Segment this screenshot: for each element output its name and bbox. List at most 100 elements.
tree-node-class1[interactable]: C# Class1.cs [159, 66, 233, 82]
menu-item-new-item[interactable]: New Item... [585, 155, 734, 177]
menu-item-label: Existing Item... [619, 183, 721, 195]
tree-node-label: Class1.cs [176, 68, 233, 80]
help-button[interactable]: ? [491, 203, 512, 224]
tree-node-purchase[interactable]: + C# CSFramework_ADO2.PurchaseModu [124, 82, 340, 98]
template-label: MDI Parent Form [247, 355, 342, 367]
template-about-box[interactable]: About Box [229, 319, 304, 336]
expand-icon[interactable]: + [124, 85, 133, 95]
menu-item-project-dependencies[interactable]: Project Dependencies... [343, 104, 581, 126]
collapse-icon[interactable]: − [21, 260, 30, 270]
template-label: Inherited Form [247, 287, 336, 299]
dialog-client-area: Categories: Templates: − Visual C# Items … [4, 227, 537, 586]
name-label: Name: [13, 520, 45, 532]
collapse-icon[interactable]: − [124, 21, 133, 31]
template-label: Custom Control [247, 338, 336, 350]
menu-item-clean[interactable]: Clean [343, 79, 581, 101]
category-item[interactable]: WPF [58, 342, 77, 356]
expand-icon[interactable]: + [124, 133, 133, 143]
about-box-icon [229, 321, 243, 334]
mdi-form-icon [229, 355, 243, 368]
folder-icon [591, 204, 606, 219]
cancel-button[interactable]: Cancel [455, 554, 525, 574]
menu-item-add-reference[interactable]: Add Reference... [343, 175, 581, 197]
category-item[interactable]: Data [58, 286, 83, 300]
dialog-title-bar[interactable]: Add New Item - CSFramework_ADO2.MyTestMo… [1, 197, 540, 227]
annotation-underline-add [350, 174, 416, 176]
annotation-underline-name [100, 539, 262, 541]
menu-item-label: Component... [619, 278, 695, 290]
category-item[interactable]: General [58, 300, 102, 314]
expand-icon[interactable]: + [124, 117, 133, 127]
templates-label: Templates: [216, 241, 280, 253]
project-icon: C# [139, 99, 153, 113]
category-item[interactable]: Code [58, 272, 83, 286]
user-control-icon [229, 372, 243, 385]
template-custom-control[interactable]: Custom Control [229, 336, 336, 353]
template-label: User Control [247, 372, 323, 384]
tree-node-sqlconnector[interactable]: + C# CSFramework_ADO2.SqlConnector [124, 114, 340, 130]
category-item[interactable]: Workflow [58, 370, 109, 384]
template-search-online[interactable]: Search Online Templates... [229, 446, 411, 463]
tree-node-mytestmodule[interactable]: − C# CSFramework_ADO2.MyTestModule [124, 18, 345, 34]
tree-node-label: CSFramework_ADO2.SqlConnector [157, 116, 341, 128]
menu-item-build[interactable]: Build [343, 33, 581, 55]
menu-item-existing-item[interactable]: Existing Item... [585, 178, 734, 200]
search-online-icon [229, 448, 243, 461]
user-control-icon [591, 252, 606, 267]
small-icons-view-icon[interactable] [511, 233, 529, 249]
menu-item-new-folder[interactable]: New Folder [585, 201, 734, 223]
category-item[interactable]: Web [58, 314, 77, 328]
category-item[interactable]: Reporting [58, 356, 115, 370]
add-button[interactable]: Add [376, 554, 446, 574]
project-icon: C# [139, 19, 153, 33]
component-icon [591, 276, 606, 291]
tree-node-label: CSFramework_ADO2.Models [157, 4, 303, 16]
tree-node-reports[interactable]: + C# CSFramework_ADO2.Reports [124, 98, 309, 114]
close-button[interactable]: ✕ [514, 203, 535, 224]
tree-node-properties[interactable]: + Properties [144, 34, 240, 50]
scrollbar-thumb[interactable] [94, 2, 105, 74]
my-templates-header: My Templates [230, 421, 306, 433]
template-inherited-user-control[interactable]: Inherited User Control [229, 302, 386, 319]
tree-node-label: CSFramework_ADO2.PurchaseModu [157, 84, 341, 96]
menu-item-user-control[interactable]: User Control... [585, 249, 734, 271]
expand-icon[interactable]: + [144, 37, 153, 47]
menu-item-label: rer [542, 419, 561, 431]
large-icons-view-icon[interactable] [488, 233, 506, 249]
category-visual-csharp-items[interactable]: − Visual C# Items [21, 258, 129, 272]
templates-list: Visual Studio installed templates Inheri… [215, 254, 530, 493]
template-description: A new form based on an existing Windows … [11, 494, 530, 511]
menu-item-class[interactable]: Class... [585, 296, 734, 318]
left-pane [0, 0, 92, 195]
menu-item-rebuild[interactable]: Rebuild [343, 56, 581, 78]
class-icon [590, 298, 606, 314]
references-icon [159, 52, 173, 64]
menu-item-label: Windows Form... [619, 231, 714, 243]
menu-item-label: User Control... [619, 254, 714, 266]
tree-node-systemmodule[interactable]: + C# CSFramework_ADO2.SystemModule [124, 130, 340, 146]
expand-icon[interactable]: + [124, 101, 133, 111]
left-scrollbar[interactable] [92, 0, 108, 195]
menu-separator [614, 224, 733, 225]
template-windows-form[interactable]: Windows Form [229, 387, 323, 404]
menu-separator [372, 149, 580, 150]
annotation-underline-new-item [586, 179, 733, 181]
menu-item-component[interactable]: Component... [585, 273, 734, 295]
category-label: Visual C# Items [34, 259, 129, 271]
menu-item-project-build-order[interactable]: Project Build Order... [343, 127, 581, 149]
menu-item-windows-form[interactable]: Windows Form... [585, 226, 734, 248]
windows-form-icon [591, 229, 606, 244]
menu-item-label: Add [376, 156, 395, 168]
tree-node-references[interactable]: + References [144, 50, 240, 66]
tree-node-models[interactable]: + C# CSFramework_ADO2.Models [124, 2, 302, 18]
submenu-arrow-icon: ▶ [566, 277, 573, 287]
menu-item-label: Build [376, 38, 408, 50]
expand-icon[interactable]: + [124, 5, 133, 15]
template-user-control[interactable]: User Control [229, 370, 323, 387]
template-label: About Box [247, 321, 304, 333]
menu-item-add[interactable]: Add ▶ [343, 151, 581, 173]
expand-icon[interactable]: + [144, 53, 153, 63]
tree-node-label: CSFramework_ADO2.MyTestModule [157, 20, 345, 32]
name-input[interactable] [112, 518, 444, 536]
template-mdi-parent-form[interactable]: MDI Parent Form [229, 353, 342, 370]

──────────────────────────────

Gather every line of the listing above that contains the string "left". Treat uppercase and lowercase letters as distinct.

left-pane [0, 0, 92, 195]
left-scrollbar[interactable] [92, 0, 108, 195]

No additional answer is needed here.